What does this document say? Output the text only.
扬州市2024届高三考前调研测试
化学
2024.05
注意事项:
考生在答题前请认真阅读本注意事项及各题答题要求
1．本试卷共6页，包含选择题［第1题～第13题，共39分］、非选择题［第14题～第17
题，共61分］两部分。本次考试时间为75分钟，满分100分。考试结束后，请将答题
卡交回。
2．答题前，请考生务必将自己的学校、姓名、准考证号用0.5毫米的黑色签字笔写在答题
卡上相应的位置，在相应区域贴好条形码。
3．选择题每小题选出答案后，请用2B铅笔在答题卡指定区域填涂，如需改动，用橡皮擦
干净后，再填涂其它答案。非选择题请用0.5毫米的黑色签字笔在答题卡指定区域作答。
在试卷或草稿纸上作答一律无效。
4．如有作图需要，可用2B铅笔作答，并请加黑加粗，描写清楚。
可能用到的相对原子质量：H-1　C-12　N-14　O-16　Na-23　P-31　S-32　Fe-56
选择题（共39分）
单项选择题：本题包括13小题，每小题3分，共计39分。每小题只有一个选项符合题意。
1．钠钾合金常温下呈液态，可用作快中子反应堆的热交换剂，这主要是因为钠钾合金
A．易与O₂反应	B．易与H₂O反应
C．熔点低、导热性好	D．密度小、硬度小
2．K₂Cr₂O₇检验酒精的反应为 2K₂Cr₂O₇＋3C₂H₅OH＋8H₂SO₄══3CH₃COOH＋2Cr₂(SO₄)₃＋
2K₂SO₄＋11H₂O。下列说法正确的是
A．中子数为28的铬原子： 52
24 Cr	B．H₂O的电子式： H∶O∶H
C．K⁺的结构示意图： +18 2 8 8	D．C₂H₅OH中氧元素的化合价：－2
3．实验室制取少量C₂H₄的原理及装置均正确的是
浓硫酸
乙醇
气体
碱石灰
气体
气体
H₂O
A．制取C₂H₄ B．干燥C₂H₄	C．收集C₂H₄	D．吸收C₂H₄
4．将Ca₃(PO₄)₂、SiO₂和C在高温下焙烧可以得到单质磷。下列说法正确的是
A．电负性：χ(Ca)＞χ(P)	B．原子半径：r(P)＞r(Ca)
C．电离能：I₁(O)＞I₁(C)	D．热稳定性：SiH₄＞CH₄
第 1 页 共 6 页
◇ ◇ ◇
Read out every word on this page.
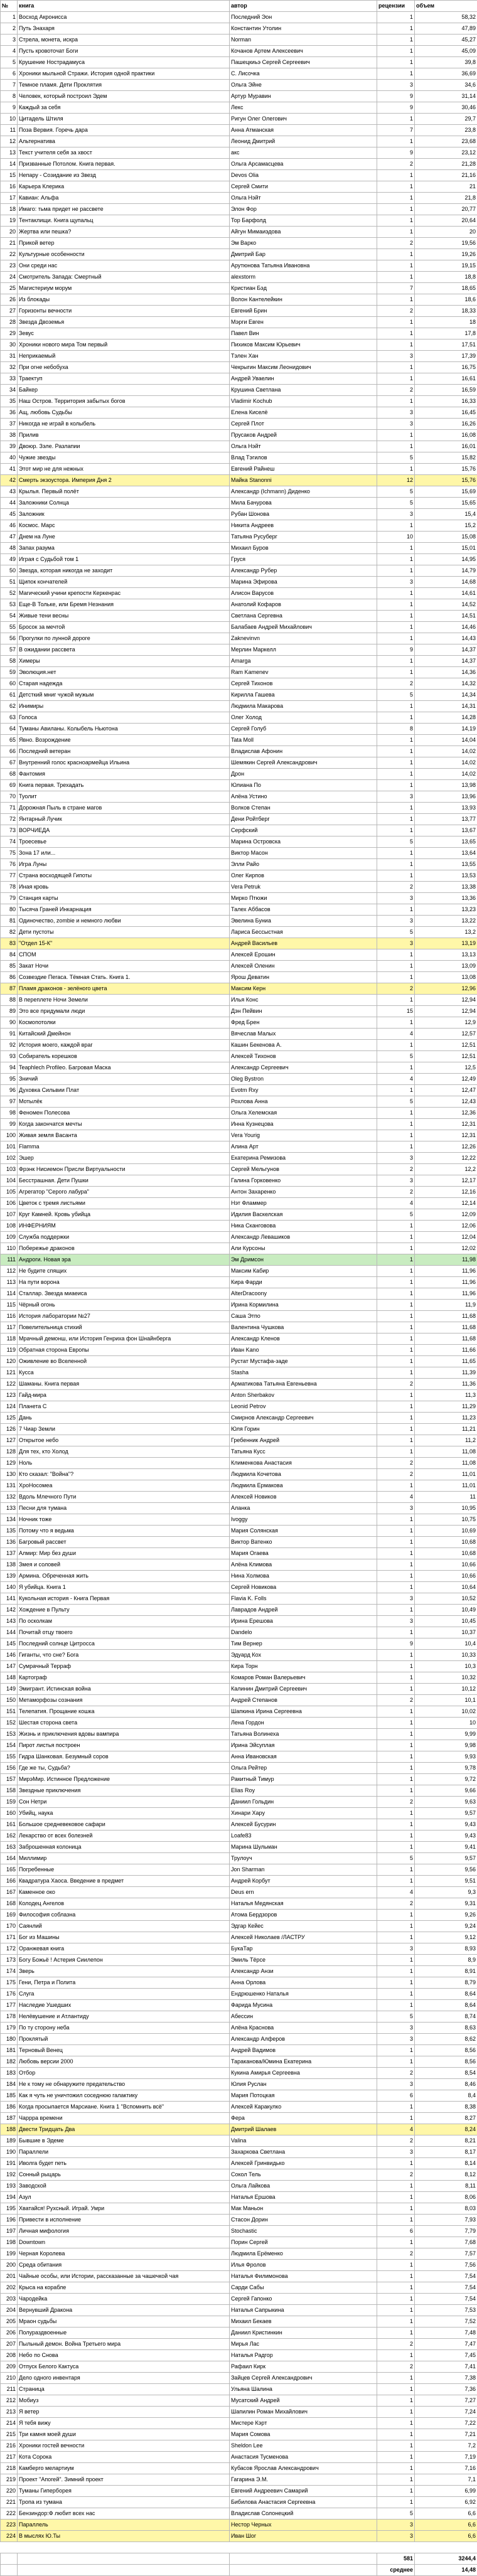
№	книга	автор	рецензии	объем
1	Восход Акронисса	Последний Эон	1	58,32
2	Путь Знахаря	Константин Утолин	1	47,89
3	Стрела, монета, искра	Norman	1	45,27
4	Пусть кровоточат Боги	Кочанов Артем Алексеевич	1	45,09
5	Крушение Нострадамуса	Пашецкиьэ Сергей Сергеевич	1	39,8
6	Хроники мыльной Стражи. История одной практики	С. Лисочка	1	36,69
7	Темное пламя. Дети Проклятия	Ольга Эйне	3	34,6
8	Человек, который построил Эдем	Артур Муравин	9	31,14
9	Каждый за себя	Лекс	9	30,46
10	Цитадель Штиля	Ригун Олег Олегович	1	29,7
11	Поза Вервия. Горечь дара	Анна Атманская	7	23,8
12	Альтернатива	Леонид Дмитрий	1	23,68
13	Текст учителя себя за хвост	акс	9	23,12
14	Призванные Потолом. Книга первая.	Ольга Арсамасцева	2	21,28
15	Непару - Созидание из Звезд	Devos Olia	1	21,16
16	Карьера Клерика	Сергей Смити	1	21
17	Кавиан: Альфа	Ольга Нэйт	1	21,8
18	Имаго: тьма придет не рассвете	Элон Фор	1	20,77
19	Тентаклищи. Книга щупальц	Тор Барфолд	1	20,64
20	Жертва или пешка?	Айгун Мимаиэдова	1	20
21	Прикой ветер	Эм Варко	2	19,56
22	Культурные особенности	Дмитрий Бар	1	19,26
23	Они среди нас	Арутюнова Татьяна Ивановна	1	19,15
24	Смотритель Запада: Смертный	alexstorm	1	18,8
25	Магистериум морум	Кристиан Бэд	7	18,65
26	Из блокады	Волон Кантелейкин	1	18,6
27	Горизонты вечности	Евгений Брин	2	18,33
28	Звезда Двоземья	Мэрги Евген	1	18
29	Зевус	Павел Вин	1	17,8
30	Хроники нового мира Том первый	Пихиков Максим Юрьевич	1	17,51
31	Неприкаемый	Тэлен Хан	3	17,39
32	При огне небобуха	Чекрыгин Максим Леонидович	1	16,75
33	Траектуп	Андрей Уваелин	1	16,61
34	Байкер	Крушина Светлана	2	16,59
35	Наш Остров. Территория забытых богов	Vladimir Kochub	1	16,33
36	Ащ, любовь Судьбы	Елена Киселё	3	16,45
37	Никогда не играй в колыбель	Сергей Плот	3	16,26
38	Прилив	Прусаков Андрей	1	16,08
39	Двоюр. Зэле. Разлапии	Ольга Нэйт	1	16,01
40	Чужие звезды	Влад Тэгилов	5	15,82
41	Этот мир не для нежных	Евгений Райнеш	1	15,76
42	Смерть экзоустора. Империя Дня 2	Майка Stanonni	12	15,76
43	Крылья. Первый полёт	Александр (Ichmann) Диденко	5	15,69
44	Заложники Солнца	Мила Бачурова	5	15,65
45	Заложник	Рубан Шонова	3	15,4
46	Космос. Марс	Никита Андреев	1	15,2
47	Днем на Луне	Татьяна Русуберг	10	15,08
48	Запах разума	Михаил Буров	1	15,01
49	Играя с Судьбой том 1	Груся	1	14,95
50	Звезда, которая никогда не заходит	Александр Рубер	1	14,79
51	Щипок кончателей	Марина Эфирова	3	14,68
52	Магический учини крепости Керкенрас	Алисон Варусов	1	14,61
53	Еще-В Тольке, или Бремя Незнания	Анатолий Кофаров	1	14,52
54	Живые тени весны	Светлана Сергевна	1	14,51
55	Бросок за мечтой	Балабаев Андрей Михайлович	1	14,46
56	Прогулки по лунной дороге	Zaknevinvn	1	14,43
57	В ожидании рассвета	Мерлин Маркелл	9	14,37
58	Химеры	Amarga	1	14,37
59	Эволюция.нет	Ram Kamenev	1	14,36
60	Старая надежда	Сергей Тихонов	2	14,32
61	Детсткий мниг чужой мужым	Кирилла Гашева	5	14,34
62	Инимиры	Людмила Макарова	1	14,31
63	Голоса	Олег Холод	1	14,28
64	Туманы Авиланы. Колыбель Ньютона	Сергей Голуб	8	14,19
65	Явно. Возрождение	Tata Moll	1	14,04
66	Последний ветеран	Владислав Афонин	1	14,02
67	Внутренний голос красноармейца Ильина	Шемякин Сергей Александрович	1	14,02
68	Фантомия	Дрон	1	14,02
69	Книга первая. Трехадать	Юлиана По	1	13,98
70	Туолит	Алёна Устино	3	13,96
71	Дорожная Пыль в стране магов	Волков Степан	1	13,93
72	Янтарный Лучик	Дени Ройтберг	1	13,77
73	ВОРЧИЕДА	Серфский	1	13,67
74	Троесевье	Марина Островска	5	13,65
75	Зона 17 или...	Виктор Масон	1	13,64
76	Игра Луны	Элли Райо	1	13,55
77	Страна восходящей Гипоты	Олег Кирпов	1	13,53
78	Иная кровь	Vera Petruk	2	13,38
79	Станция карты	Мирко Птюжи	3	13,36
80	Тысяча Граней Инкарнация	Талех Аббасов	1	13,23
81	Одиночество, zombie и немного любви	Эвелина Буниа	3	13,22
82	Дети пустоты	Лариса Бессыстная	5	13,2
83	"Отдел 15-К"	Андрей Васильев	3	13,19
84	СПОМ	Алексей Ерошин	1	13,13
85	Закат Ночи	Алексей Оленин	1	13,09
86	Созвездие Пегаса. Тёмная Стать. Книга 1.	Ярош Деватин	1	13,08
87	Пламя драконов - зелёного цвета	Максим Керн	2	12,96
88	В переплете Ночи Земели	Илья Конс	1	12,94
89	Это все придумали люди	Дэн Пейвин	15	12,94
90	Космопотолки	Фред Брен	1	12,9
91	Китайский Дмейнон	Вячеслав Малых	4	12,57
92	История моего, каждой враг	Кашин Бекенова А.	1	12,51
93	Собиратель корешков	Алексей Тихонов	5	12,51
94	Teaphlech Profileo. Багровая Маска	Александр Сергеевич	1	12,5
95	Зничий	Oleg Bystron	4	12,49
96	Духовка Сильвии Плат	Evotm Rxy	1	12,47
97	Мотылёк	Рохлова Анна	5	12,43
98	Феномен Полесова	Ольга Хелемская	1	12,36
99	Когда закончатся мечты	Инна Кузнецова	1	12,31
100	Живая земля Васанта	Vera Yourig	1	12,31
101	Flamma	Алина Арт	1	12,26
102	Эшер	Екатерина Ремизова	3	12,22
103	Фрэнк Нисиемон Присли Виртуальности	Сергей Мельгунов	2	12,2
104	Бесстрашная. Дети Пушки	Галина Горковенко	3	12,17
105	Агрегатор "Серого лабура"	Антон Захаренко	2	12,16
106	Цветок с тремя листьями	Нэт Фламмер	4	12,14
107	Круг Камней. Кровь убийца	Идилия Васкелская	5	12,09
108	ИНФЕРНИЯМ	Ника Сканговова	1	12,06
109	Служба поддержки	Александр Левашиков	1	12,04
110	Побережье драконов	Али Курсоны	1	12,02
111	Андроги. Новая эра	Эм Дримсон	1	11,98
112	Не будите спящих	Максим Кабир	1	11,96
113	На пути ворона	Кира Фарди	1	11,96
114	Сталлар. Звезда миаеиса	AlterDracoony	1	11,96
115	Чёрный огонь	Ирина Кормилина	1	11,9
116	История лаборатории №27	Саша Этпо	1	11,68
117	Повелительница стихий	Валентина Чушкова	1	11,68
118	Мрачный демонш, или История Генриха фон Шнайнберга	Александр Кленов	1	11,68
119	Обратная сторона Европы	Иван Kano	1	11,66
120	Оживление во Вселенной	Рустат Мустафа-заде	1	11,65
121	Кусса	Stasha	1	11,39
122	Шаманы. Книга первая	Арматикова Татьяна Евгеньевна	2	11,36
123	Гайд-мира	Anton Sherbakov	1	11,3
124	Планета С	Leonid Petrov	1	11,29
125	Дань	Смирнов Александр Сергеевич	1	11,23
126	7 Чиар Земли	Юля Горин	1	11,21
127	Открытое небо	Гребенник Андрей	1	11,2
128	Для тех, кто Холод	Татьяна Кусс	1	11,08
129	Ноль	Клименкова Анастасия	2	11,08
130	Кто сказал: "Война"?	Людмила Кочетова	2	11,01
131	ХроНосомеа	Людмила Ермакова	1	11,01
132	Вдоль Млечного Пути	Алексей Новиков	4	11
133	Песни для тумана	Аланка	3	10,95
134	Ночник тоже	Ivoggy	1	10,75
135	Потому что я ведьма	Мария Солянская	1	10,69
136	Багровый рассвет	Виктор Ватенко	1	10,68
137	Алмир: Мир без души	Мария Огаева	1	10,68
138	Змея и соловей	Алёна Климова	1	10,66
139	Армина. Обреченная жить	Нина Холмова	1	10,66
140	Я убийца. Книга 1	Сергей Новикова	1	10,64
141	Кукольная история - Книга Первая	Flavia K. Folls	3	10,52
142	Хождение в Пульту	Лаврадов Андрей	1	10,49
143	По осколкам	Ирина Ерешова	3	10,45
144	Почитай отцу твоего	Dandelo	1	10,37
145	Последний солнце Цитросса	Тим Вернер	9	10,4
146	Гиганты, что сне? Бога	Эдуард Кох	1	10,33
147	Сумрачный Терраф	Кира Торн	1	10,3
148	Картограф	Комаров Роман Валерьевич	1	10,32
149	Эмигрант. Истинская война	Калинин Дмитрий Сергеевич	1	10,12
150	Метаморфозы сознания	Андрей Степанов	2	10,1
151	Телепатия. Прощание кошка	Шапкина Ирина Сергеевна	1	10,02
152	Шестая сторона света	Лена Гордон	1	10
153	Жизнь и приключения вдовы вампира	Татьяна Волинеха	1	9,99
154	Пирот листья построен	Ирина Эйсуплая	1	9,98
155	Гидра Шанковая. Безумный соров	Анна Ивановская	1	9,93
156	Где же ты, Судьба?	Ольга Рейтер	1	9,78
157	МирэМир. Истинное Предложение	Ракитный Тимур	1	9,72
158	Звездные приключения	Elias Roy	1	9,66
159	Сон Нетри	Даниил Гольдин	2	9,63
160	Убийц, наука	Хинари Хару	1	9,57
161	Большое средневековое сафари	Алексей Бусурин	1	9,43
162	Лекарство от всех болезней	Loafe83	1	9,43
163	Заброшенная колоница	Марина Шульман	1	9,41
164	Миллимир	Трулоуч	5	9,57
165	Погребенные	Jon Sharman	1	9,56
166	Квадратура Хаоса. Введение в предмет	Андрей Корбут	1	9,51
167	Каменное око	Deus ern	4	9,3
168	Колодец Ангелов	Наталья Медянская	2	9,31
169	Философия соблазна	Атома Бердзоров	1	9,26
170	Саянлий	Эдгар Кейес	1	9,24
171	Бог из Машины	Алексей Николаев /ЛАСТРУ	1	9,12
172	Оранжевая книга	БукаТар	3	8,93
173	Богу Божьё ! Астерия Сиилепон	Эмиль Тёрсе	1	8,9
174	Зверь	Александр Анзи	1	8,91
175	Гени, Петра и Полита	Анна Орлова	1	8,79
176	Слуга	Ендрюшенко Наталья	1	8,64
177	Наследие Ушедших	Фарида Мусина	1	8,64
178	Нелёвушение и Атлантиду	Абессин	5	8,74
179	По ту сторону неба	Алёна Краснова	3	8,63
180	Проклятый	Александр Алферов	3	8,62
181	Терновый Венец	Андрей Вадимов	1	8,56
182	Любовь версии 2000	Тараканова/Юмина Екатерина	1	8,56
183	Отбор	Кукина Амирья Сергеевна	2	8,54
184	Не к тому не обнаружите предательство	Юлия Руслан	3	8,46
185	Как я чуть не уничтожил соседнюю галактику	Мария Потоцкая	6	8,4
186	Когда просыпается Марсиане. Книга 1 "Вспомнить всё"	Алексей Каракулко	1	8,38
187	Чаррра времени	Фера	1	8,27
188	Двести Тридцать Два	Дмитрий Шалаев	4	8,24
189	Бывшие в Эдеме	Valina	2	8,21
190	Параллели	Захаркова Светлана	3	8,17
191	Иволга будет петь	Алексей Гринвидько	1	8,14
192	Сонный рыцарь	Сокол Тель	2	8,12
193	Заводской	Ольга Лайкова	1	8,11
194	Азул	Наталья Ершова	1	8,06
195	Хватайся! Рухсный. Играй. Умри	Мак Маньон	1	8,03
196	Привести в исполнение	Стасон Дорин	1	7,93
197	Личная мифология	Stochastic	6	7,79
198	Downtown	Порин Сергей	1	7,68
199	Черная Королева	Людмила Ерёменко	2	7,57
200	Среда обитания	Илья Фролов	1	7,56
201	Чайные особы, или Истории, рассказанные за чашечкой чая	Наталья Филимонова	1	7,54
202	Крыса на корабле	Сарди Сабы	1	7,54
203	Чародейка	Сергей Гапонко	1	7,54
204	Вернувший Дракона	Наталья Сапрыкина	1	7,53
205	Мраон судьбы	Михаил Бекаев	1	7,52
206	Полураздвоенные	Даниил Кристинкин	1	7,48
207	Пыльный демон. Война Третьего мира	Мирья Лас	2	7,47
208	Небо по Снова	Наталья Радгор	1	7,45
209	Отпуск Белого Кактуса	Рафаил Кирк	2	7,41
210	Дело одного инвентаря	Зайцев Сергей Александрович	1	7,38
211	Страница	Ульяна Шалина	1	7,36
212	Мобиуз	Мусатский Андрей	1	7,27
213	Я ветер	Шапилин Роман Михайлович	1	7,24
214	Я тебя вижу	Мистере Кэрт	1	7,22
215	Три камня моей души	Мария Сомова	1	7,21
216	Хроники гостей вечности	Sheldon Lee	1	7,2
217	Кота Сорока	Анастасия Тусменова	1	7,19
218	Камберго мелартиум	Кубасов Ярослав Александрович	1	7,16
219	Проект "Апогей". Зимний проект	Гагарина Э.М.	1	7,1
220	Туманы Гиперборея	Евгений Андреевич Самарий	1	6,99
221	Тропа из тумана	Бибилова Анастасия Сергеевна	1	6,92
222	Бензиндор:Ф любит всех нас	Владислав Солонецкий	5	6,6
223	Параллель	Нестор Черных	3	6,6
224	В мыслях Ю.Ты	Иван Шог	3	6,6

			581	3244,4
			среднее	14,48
◇ ◇ ◇
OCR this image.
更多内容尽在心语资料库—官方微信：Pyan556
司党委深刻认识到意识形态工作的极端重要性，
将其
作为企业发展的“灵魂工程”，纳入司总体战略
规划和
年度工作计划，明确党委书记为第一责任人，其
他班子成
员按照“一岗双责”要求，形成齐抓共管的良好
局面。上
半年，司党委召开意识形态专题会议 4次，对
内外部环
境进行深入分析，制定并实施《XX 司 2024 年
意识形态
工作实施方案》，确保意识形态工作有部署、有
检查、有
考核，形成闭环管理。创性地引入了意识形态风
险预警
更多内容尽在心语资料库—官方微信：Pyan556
◇ ◇ ◇
## Exercise instructions
Identify and copy lines that hold the string "Нэйт".

## Result for this exercise
17	Кавиан: Альфа	Ольга Нэйт	1	21,8
39	Двоюр. Зэле. Разлапии	Ольга Нэйт	1	16,01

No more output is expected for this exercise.